-- start --

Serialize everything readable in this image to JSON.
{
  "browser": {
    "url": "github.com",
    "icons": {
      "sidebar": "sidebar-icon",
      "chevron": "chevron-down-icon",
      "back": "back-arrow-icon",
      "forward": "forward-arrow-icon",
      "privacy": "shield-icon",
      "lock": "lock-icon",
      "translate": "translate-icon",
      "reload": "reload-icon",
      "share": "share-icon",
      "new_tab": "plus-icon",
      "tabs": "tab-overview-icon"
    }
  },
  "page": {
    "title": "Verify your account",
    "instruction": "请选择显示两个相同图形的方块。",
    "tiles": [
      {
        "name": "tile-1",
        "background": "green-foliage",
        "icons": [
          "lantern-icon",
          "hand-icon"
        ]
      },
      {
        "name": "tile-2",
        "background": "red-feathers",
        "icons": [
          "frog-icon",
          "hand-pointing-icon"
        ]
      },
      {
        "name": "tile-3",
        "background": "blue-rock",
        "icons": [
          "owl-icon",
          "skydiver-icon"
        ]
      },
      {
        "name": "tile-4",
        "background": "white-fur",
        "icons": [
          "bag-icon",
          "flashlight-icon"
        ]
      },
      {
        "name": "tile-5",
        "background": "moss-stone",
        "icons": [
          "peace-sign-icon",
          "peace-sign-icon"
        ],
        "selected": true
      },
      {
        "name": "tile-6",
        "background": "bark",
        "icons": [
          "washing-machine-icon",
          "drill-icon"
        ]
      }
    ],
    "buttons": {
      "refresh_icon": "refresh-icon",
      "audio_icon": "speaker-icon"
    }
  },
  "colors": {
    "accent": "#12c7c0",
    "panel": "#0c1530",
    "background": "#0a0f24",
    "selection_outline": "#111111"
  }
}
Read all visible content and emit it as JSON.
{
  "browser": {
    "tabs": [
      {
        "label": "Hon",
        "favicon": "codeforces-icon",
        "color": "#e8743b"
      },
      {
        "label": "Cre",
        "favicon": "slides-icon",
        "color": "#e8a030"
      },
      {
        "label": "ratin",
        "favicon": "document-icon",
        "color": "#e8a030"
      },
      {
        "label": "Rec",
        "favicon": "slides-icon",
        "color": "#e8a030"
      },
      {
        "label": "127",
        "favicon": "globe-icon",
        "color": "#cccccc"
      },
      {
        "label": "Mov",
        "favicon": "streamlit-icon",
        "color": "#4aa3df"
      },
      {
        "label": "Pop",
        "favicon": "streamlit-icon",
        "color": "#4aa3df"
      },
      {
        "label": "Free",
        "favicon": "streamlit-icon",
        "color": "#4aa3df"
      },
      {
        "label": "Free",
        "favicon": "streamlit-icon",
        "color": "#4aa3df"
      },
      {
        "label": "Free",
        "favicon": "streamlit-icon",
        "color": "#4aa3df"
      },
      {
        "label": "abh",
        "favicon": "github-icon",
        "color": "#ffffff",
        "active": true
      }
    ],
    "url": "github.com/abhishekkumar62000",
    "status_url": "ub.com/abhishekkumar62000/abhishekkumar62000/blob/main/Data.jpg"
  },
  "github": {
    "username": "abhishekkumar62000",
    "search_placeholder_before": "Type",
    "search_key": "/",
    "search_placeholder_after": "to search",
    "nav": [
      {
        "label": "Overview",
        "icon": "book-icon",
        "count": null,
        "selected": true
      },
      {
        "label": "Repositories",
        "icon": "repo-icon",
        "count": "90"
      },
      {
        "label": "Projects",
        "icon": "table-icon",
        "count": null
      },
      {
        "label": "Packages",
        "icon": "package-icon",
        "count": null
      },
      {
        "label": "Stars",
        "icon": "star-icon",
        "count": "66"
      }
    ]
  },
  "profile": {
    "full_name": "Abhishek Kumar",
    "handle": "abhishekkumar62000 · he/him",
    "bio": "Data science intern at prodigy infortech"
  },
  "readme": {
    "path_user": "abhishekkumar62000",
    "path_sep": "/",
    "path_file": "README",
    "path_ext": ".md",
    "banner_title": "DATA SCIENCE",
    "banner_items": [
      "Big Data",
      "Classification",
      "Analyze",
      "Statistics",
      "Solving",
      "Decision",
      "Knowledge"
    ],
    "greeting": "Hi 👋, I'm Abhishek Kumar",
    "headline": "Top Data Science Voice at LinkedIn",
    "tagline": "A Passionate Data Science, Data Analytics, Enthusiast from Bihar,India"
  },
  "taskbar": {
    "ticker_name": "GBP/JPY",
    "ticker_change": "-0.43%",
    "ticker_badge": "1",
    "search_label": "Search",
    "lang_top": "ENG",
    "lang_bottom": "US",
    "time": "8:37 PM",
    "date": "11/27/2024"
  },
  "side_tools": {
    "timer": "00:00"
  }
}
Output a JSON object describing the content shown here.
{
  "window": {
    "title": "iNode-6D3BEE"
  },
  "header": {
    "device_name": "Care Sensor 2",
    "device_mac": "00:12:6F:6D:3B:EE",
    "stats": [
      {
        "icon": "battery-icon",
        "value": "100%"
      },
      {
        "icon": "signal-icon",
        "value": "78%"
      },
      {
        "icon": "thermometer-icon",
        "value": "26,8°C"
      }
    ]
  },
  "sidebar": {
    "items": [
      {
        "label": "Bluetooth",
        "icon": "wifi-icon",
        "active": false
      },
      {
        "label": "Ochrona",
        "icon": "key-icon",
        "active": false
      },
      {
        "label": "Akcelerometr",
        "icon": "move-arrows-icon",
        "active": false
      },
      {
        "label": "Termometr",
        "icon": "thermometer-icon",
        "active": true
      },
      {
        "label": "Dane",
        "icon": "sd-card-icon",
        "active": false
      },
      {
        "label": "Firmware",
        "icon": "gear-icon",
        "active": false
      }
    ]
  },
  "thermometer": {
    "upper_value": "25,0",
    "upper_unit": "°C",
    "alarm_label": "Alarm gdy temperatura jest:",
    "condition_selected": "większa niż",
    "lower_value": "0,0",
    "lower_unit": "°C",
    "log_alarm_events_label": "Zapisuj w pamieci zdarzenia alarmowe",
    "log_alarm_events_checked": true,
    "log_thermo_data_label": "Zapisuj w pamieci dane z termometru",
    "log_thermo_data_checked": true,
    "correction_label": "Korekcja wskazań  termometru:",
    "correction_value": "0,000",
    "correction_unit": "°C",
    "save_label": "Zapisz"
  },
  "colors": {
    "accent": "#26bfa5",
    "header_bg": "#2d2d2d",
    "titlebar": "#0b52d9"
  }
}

-- end --

■ WHAT YOU ARE ASKED TO DO
Output the records exactly, including every line.

■ TASK SOLUTION
Serialize everything readable in this image to JSON.
{
  "browser": {
    "url": "github.com",
    "icons": {
      "sidebar": "sidebar-icon",
      "chevron": "chevron-down-icon",
      "back": "back-arrow-icon",
      "forward": "forward-arrow-icon",
      "privacy": "shield-icon",
      "lock": "lock-icon",
      "translate": "translate-icon",
      "reload": "reload-icon",
      "share": "share-icon",
      "new_tab": "plus-icon",
      "tabs": "tab-overview-icon"
    }
  },
  "page": {
    "title": "Verify your account",
    "instruction": "请选择显示两个相同图形的方块。",
    "tiles": [
      {
        "name": "tile-1",
        "background": "green-foliage",
        "icons": [
          "lantern-icon",
          "hand-icon"
        ]
      },
      {
        "name": "tile-2",
        "background": "red-feathers",
        "icons": [
          "frog-icon",
          "hand-pointing-icon"
        ]
      },
      {
        "name": "tile-3",
        "background": "blue-rock",
        "icons": [
          "owl-icon",
          "skydiver-icon"
        ]
      },
      {
        "name": "tile-4",
        "background": "white-fur",
        "icons": [
          "bag-icon",
          "flashlight-icon"
        ]
      },
      {
        "name": "tile-5",
        "background": "moss-stone",
        "icons": [
          "peace-sign-icon",
          "peace-sign-icon"
        ],
        "selected": true
      },
      {
        "name": "tile-6",
        "background": "bark",
        "icons": [
          "washing-machine-icon",
          "drill-icon"
        ]
      }
    ],
    "buttons": {
      "refresh_icon": "refresh-icon",
      "audio_icon": "speaker-icon"
    }
  },
  "colors": {
    "accent": "#12c7c0",
    "panel": "#0c1530",
    "background": "#0a0f24",
    "selection_outline": "#111111"
  }
}
Read all visible content and emit it as JSON.
{
  "browser": {
    "tabs": [
      {
        "label": "Hon",
        "favicon": "codeforces-icon",
        "color": "#e8743b"
      },
      {
        "label": "Cre",
        "favicon": "slides-icon",
        "color": "#e8a030"
      },
      {
        "label": "ratin",
        "favicon": "document-icon",
        "color": "#e8a030"
      },
      {
        "label": "Rec",
        "favicon": "slides-icon",
        "color": "#e8a030"
      },
      {
        "label": "127",
        "favicon": "globe-icon",
        "color": "#cccccc"
      },
      {
        "label": "Mov",
        "favicon": "streamlit-icon",
        "color": "#4aa3df"
      },
      {
        "label": "Pop",
        "favicon": "streamlit-icon",
        "color": "#4aa3df"
      },
      {
        "label": "Free",
        "favicon": "streamlit-icon",
        "color": "#4aa3df"
      },
      {
        "label": "Free",
        "favicon": "streamlit-icon",
        "color": "#4aa3df"
      },
      {
        "label": "Free",
        "favicon": "streamlit-icon",
        "color": "#4aa3df"
      },
      {
        "label": "abh",
        "favicon": "github-icon",
        "color": "#ffffff",
        "active": true
      }
    ],
    "url": "github.com/abhishekkumar62000",
    "status_url": "ub.com/abhishekkumar62000/abhishekkumar62000/blob/main/Data.jpg"
  },
  "github": {
    "username": "abhishekkumar62000",
    "search_placeholder_before": "Type",
    "search_key": "/",
    "search_placeholder_after": "to search",
    "nav": [
      {
        "label": "Overview",
        "icon": "book-icon",
        "count": null,
        "selected": true
      },
      {
        "label": "Repositories",
        "icon": "repo-icon",
        "count": "90"
      },
      {
        "label": "Projects",
        "icon": "table-icon",
        "count": null
      },
      {
        "label": "Packages",
        "icon": "package-icon",
        "count": null
      },
      {
        "label": "Stars",
        "icon": "star-icon",
        "count": "66"
      }
    ]
  },
  "profile": {
    "full_name": "Abhishek Kumar",
    "handle": "abhishekkumar62000 · he/him",
    "bio": "Data science intern at prodigy infortech"
  },
  "readme": {
    "path_user": "abhishekkumar62000",
    "path_sep": "/",
    "path_file": "README",
    "path_ext": ".md",
    "banner_title": "DATA SCIENCE",
    "banner_items": [
      "Big Data",
      "Classification",
      "Analyze",
      "Statistics",
      "Solving",
      "Decision",
      "Knowledge"
    ],
    "greeting": "Hi 👋, I'm Abhishek Kumar",
    "headline": "Top Data Science Voice at LinkedIn",
    "tagline": "A Passionate Data Science, Data Analytics, Enthusiast from Bihar,India"
  },
  "taskbar": {
    "ticker_name": "GBP/JPY",
    "ticker_change": "-0.43%",
    "ticker_badge": "1",
    "search_label": "Search",
    "lang_top": "ENG",
    "lang_bottom": "US",
    "time": "8:37 PM",
    "date": "11/27/2024"
  },
  "side_tools": {
    "timer": "00:00"
  }
}
Output a JSON object describing the content shown here.
{
  "window": {
    "title": "iNode-6D3BEE"
  },
  "header": {
    "device_name": "Care Sensor 2",
    "device_mac": "00:12:6F:6D:3B:EE",
    "stats": [
      {
        "icon": "battery-icon",
        "value": "100%"
      },
      {
        "icon": "signal-icon",
        "value": "78%"
      },
      {
        "icon": "thermometer-icon",
        "value": "26,8°C"
      }
    ]
  },
  "sidebar": {
    "items": [
      {
        "label": "Bluetooth",
        "icon": "wifi-icon",
        "active": false
      },
      {
        "label": "Ochrona",
        "icon": "key-icon",
        "active": false
      },
      {
        "label": "Akcelerometr",
        "icon": "move-arrows-icon",
        "active": false
      },
      {
        "label": "Termometr",
        "icon": "thermometer-icon",
        "active": true
      },
      {
        "label": "Dane",
        "icon": "sd-card-icon",
        "active": false
      },
      {
        "label": "Firmware",
        "icon": "gear-icon",
        "active": false
      }
    ]
  },
  "thermometer": {
    "upper_value": "25,0",
    "upper_unit": "°C",
    "alarm_label": "Alarm gdy temperatura jest:",
    "condition_selected": "większa niż",
    "lower_value": "0,0",
    "lower_unit": "°C",
    "log_alarm_events_label": "Zapisuj w pamieci zdarzenia alarmowe",
    "log_alarm_events_checked": true,
    "log_thermo_data_label": "Zapisuj w pamieci dane z termometru",
    "log_thermo_data_checked": true,
    "correction_label": "Korekcja wskazań  termometru:",
    "correction_value": "0,000",
    "correction_unit": "°C",
    "save_label": "Zapisz"
  },
  "colors": {
    "accent": "#26bfa5",
    "header_bg": "#2d2d2d",
    "titlebar": "#0b52d9"
  }
}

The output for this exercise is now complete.